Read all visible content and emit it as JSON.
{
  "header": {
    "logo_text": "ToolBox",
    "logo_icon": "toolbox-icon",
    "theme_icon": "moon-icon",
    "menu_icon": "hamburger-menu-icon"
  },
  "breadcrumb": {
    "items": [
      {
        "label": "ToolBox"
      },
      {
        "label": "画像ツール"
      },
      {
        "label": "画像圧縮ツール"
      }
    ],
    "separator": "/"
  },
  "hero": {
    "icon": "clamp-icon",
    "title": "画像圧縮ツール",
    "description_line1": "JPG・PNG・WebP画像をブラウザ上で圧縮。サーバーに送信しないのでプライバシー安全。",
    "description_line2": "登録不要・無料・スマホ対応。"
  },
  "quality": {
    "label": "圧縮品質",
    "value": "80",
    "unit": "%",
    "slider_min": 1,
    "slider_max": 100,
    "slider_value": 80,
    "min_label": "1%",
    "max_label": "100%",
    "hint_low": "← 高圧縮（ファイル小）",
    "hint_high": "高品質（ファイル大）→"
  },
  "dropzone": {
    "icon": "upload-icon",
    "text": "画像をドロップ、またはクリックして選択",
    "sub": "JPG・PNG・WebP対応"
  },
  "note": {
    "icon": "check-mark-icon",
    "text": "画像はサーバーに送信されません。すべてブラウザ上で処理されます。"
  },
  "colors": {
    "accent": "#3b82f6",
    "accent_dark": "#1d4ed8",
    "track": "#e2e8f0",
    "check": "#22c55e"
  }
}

----

Copy all of the data. Keep every word exactly as it is.

WRITTEN REPLY =
Read all visible content and emit it as JSON.
{
  "header": {
    "logo_text": "ToolBox",
    "logo_icon": "toolbox-icon",
    "theme_icon": "moon-icon",
    "menu_icon": "hamburger-menu-icon"
  },
  "breadcrumb": {
    "items": [
      {
        "label": "ToolBox"
      },
      {
        "label": "画像ツール"
      },
      {
        "label": "画像圧縮ツール"
      }
    ],
    "separator": "/"
  },
  "hero": {
    "icon": "clamp-icon",
    "title": "画像圧縮ツール",
    "description_line1": "JPG・PNG・WebP画像をブラウザ上で圧縮。サーバーに送信しないのでプライバシー安全。",
    "description_line2": "登録不要・無料・スマホ対応。"
  },
  "quality": {
    "label": "圧縮品質",
    "value": "80",
    "unit": "%",
    "slider_min": 1,
    "slider_max": 100,
    "slider_value": 80,
    "min_label": "1%",
    "max_label": "100%",
    "hint_low": "← 高圧縮（ファイル小）",
    "hint_high": "高品質（ファイル大）→"
  },
  "dropzone": {
    "icon": "upload-icon",
    "text": "画像をドロップ、またはクリックして選択",
    "sub": "JPG・PNG・WebP対応"
  },
  "note": {
    "icon": "check-mark-icon",
    "text": "画像はサーバーに送信されません。すべてブラウザ上で処理されます。"
  },
  "colors": {
    "accent": "#3b82f6",
    "accent_dark": "#1d4ed8",
    "track": "#e2e8f0",
    "check": "#22c55e"
  }
}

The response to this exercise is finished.